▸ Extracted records
========================================================================

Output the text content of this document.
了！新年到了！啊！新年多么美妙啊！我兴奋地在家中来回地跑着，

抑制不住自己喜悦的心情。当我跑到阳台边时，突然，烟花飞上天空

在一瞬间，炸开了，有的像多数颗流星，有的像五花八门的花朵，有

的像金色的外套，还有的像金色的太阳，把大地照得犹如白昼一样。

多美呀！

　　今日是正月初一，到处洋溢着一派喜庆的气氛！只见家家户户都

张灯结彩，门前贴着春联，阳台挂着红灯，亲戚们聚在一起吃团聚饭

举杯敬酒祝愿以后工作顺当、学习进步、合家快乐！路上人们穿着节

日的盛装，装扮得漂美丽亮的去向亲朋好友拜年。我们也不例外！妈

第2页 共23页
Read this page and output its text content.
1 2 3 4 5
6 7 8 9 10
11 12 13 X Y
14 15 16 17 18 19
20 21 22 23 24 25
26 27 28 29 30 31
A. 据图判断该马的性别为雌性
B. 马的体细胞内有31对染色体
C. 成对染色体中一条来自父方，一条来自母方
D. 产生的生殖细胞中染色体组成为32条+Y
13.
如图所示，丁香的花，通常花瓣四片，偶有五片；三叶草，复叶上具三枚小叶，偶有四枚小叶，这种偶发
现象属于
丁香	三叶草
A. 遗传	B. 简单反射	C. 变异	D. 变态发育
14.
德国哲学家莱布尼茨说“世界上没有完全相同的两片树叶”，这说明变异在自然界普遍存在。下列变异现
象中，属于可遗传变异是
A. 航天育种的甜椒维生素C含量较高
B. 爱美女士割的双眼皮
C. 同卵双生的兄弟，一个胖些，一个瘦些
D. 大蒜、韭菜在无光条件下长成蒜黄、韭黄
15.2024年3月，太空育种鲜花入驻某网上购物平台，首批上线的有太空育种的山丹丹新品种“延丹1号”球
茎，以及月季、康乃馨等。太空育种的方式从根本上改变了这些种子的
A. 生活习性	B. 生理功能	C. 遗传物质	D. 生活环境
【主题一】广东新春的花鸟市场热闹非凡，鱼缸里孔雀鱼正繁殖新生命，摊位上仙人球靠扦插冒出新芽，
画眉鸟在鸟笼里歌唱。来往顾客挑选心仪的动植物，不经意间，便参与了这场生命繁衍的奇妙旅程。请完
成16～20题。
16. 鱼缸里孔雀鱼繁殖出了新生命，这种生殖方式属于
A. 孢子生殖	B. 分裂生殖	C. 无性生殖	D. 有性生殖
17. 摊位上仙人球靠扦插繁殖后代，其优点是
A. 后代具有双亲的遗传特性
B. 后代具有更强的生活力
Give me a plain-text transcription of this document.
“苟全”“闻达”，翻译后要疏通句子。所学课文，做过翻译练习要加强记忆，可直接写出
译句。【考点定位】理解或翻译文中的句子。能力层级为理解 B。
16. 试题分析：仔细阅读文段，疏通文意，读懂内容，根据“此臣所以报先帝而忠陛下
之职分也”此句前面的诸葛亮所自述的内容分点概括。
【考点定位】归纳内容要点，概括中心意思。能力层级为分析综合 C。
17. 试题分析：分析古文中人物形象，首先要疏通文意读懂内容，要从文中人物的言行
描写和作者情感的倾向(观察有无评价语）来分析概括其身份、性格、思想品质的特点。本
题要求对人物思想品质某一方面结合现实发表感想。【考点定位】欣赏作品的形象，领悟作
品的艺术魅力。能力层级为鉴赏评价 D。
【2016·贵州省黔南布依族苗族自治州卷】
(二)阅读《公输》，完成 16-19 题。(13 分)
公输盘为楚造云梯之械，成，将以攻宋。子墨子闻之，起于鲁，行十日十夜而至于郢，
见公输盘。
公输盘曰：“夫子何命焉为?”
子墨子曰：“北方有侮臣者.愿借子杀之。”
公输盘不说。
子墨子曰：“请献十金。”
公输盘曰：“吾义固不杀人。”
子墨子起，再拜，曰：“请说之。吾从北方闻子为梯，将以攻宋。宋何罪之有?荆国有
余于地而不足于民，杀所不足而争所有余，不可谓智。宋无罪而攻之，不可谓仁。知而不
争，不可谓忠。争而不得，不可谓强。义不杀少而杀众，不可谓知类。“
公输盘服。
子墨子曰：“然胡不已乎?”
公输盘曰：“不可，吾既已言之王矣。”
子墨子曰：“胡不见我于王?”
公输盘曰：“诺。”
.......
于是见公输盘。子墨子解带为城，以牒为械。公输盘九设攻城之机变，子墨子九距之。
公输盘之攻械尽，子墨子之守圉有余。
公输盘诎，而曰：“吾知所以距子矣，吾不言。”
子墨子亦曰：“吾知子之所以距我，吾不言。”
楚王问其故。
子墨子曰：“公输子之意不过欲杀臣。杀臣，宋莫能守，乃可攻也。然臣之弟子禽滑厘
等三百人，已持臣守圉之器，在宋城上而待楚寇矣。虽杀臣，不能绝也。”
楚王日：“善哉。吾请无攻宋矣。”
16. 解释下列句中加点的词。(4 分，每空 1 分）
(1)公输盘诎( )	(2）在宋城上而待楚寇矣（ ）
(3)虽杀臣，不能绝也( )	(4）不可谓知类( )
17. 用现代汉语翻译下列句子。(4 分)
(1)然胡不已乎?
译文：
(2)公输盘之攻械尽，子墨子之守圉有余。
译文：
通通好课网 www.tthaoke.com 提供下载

========================================================================

▸ WHAT TO WORK ON
Pick out and copy every line that contains the word "content".

▸ RESULT
Output the text content of this document.
Read this page and output its text content.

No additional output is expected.